_Available data_.
+ + + + + + +

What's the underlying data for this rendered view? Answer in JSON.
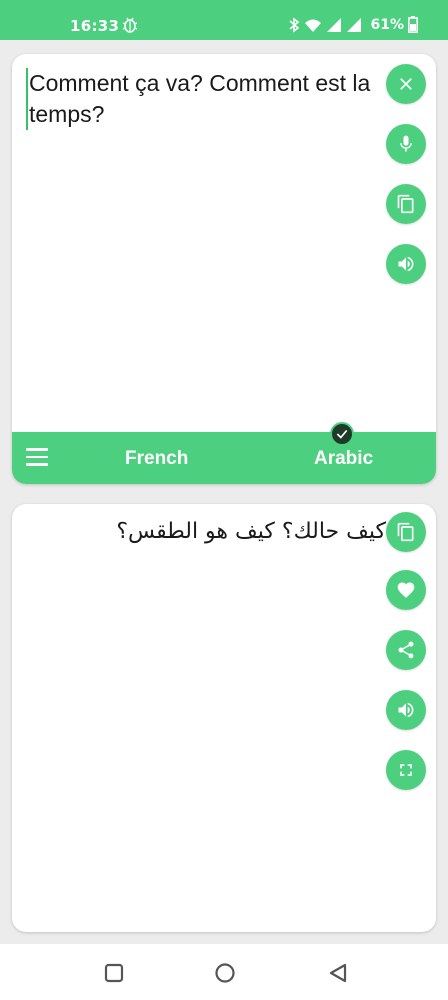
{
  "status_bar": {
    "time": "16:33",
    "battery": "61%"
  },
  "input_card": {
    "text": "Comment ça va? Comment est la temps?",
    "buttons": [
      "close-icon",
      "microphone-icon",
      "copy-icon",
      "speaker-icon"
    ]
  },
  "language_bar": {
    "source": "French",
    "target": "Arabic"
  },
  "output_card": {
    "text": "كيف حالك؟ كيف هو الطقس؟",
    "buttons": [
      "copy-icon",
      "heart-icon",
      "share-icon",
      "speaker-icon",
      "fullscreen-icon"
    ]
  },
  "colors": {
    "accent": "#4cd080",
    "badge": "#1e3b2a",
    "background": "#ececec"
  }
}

+ + + + + + +

_Exercise directions_.
Quote everything in the listing above exactly; pictures are the only thing to omit.

_Exercise result_.
What's the underlying data for this rendered view? Answer in JSON.
{
  "status_bar": {
    "time": "16:33",
    "battery": "61%"
  },
  "input_card": {
    "text": "Comment ça va? Comment est la temps?",
    "buttons": [
      "close-icon",
      "microphone-icon",
      "copy-icon",
      "speaker-icon"
    ]
  },
  "language_bar": {
    "source": "French",
    "target": "Arabic"
  },
  "output_card": {
    "text": "كيف حالك؟ كيف هو الطقس؟",
    "buttons": [
      "copy-icon",
      "heart-icon",
      "share-icon",
      "speaker-icon",
      "fullscreen-icon"
    ]
  },
  "colors": {
    "accent": "#4cd080",
    "badge": "#1e3b2a",
    "background": "#ececec"
  }
}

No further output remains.